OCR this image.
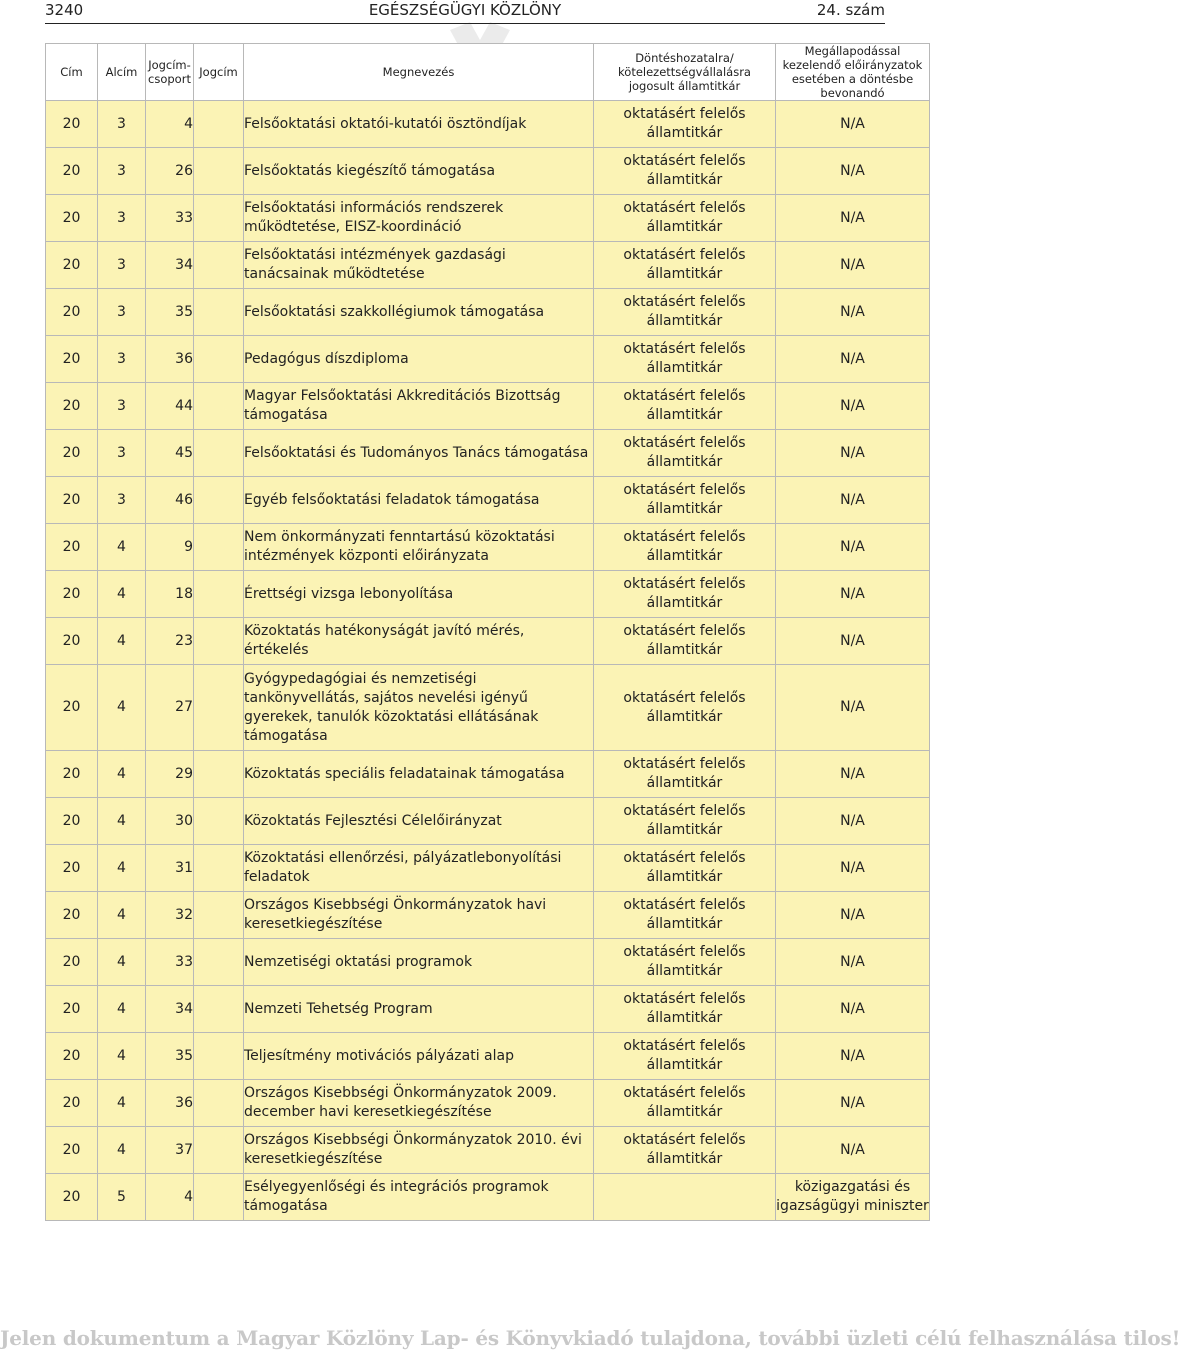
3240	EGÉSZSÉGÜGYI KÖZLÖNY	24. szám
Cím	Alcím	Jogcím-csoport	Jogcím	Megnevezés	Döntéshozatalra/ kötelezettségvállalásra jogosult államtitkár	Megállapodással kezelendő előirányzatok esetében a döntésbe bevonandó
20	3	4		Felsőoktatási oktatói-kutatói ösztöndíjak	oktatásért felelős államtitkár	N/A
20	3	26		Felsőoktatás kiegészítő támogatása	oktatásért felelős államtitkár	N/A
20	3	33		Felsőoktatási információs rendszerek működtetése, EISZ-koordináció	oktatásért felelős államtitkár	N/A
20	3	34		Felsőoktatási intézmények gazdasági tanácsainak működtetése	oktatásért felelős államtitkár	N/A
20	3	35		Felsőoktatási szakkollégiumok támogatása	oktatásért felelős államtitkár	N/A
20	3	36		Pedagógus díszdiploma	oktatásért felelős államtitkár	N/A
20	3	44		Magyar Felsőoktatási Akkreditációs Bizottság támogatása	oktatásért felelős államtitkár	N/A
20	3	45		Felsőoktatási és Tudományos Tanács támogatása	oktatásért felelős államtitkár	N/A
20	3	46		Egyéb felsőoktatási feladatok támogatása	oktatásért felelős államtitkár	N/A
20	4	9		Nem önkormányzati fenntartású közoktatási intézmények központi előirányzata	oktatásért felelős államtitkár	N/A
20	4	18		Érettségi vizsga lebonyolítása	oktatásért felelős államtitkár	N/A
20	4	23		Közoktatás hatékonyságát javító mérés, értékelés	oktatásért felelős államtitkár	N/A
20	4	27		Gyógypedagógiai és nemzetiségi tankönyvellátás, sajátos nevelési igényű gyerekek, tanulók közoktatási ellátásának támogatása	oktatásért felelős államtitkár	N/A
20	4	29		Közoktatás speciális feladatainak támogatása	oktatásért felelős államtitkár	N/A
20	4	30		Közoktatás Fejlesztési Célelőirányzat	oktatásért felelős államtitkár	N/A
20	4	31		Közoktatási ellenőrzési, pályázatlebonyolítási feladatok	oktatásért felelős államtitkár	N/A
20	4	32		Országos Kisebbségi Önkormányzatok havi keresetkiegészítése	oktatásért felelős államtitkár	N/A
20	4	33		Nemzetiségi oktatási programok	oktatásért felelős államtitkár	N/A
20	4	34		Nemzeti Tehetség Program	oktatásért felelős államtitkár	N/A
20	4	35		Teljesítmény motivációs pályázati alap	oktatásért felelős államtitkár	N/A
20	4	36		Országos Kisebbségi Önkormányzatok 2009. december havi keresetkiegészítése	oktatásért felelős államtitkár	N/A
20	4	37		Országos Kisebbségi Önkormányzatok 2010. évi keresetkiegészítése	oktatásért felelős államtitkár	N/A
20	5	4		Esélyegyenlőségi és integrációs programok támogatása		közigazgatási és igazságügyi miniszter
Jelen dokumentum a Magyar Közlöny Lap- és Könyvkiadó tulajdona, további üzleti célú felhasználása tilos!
--
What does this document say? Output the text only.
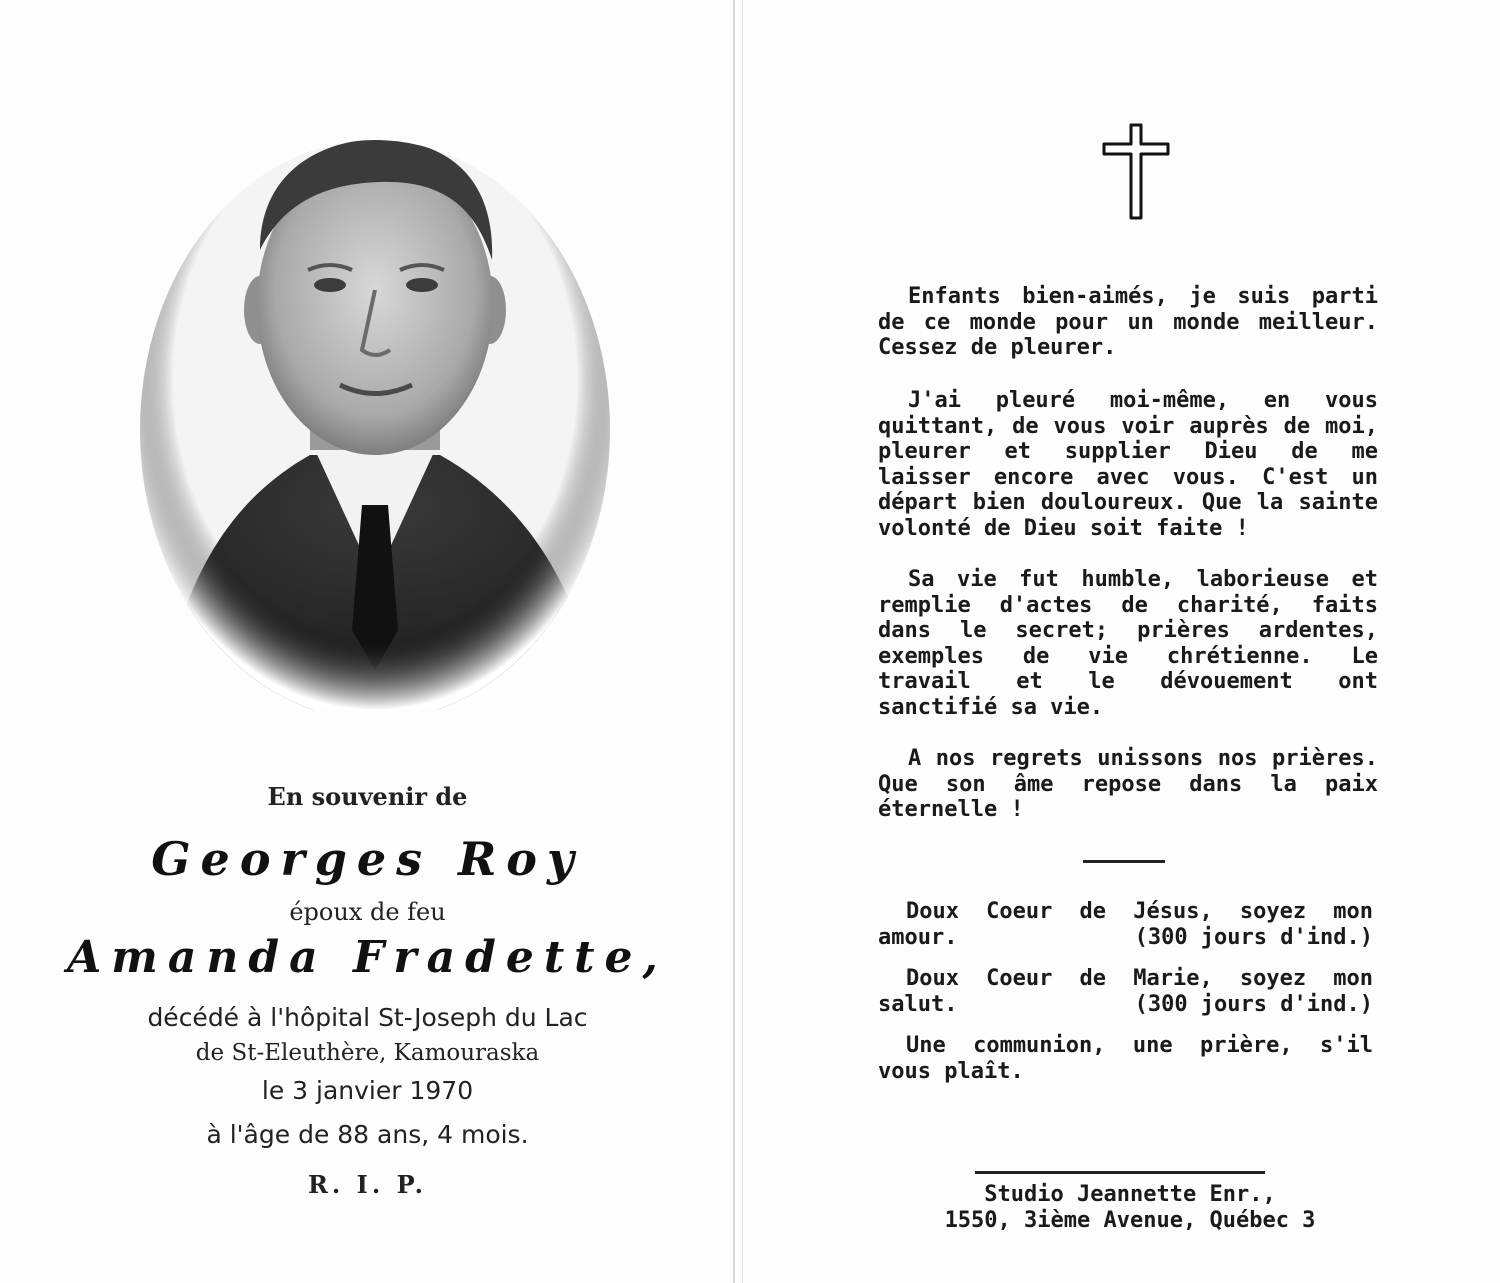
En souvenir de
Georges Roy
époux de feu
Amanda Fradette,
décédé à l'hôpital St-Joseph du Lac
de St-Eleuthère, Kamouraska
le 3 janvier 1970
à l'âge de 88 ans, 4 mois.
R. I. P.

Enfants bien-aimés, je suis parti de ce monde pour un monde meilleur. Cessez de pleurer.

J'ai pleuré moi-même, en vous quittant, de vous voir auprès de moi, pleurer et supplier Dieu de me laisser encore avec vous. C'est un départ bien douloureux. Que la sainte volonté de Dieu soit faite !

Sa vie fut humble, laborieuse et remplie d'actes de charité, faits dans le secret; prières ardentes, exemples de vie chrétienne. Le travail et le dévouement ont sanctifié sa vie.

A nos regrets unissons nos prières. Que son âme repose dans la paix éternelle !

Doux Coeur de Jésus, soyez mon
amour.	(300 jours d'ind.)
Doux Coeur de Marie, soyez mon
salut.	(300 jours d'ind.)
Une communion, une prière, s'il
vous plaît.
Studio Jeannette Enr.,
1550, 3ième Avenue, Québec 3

● **What the task requires**: Report the number of lines in the entries above that include the string "működtetése". Give nothing but the number.

● **Answer for the task**: 2